> Brief: Provide the data again in its entirety, exactly as given.

> Given information:
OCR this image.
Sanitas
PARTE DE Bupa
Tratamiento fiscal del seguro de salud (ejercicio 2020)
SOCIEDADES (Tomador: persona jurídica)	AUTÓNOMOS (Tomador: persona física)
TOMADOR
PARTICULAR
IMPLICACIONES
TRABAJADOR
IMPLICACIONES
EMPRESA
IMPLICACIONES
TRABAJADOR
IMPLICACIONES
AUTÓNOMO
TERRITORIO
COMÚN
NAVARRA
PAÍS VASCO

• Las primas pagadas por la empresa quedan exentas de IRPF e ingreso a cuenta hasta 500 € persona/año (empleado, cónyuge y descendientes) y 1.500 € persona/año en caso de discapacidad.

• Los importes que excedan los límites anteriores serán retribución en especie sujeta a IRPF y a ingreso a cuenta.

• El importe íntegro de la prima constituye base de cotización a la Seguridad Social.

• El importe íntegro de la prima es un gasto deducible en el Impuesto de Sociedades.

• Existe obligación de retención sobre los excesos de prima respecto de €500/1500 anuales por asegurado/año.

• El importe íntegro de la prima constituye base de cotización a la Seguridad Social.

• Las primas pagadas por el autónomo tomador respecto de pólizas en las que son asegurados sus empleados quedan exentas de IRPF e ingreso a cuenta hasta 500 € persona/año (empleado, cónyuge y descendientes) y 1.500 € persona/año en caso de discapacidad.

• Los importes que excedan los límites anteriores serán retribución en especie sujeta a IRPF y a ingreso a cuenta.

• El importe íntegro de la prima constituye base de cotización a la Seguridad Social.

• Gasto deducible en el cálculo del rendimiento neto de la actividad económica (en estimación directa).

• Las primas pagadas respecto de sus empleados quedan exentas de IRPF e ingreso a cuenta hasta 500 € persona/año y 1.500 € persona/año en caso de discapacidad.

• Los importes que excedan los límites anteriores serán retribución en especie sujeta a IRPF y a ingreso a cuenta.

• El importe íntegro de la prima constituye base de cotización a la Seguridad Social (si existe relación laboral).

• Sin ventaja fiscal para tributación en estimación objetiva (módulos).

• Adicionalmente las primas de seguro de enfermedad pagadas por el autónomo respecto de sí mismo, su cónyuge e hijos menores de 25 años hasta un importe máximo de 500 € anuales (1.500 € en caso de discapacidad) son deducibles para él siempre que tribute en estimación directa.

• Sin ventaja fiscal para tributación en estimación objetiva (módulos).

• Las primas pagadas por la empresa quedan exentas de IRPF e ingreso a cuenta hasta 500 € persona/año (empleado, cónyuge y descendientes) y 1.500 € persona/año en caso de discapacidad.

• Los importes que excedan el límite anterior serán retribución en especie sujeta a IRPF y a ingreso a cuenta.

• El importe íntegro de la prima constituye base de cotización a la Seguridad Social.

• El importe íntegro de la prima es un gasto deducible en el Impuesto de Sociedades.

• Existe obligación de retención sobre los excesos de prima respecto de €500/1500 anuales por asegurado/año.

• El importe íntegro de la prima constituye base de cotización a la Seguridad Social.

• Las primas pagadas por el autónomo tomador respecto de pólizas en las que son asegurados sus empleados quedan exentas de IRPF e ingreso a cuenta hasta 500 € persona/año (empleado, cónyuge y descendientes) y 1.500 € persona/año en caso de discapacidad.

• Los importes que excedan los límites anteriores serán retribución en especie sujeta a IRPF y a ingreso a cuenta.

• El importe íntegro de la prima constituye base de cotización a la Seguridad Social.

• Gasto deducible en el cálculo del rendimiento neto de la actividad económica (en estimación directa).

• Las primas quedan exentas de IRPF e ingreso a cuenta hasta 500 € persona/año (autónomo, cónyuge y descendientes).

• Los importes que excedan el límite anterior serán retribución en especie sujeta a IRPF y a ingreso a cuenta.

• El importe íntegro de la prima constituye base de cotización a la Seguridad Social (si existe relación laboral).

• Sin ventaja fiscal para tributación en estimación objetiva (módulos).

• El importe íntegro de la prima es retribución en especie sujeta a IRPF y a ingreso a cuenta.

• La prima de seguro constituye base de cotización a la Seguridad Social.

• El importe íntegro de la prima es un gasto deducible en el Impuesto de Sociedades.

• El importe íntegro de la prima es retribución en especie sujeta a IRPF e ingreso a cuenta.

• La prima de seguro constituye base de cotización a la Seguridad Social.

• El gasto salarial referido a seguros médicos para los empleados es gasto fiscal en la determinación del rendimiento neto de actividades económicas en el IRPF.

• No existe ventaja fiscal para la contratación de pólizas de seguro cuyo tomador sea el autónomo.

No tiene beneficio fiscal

> Answer to the exercise:
OCR this image.
Sanitas
PARTE DE Bupa
Tratamiento fiscal del seguro de salud (ejercicio 2020)
SOCIEDADES (Tomador: persona jurídica)	AUTÓNOMOS (Tomador: persona física)
TOMADOR
PARTICULAR
IMPLICACIONES
TRABAJADOR
IMPLICACIONES
EMPRESA
IMPLICACIONES
TRABAJADOR
IMPLICACIONES
AUTÓNOMO
TERRITORIO
COMÚN
NAVARRA
PAÍS VASCO

• Las primas pagadas por la empresa quedan exentas de IRPF e ingreso a cuenta hasta 500 € persona/año (empleado, cónyuge y descendientes) y 1.500 € persona/año en caso de discapacidad.

• Los importes que excedan los límites anteriores serán retribución en especie sujeta a IRPF y a ingreso a cuenta.

• El importe íntegro de la prima constituye base de cotización a la Seguridad Social.

• El importe íntegro de la prima es un gasto deducible en el Impuesto de Sociedades.

• Existe obligación de retención sobre los excesos de prima respecto de €500/1500 anuales por asegurado/año.

• El importe íntegro de la prima constituye base de cotización a la Seguridad Social.

• Las primas pagadas por el autónomo tomador respecto de pólizas en las que son asegurados sus empleados quedan exentas de IRPF e ingreso a cuenta hasta 500 € persona/año (empleado, cónyuge y descendientes) y 1.500 € persona/año en caso de discapacidad.

• Los importes que excedan los límites anteriores serán retribución en especie sujeta a IRPF y a ingreso a cuenta.

• El importe íntegro de la prima constituye base de cotización a la Seguridad Social.

• Gasto deducible en el cálculo del rendimiento neto de la actividad económica (en estimación directa).

• Las primas pagadas respecto de sus empleados quedan exentas de IRPF e ingreso a cuenta hasta 500 € persona/año y 1.500 € persona/año en caso de discapacidad.

• Los importes que excedan los límites anteriores serán retribución en especie sujeta a IRPF y a ingreso a cuenta.

• El importe íntegro de la prima constituye base de cotización a la Seguridad Social (si existe relación laboral).

• Sin ventaja fiscal para tributación en estimación objetiva (módulos).

• Adicionalmente las primas de seguro de enfermedad pagadas por el autónomo respecto de sí mismo, su cónyuge e hijos menores de 25 años hasta un importe máximo de 500 € anuales (1.500 € en caso de discapacidad) son deducibles para él siempre que tribute en estimación directa.

• Sin ventaja fiscal para tributación en estimación objetiva (módulos).

• Las primas pagadas por la empresa quedan exentas de IRPF e ingreso a cuenta hasta 500 € persona/año (empleado, cónyuge y descendientes) y 1.500 € persona/año en caso de discapacidad.

• Los importes que excedan el límite anterior serán retribución en especie sujeta a IRPF y a ingreso a cuenta.

• El importe íntegro de la prima constituye base de cotización a la Seguridad Social.

• El importe íntegro de la prima es un gasto deducible en el Impuesto de Sociedades.

• Existe obligación de retención sobre los excesos de prima respecto de €500/1500 anuales por asegurado/año.

• El importe íntegro de la prima constituye base de cotización a la Seguridad Social.

• Las primas pagadas por el autónomo tomador respecto de pólizas en las que son asegurados sus empleados quedan exentas de IRPF e ingreso a cuenta hasta 500 € persona/año (empleado, cónyuge y descendientes) y 1.500 € persona/año en caso de discapacidad.

• Los importes que excedan los límites anteriores serán retribución en especie sujeta a IRPF y a ingreso a cuenta.

• El importe íntegro de la prima constituye base de cotización a la Seguridad Social.

• Gasto deducible en el cálculo del rendimiento neto de la actividad económica (en estimación directa).

• Las primas quedan exentas de IRPF e ingreso a cuenta hasta 500 € persona/año (autónomo, cónyuge y descendientes).

• Los importes que excedan el límite anterior serán retribución en especie sujeta a IRPF y a ingreso a cuenta.

• El importe íntegro de la prima constituye base de cotización a la Seguridad Social (si existe relación laboral).

• Sin ventaja fiscal para tributación en estimación objetiva (módulos).

• El importe íntegro de la prima es retribución en especie sujeta a IRPF y a ingreso a cuenta.

• La prima de seguro constituye base de cotización a la Seguridad Social.

• El importe íntegro de la prima es un gasto deducible en el Impuesto de Sociedades.

• El importe íntegro de la prima es retribución en especie sujeta a IRPF e ingreso a cuenta.

• La prima de seguro constituye base de cotización a la Seguridad Social.

• El gasto salarial referido a seguros médicos para los empleados es gasto fiscal en la determinación del rendimiento neto de actividades económicas en el IRPF.

• No existe ventaja fiscal para la contratación de pólizas de seguro cuyo tomador sea el autónomo.

No tiene beneficio fiscal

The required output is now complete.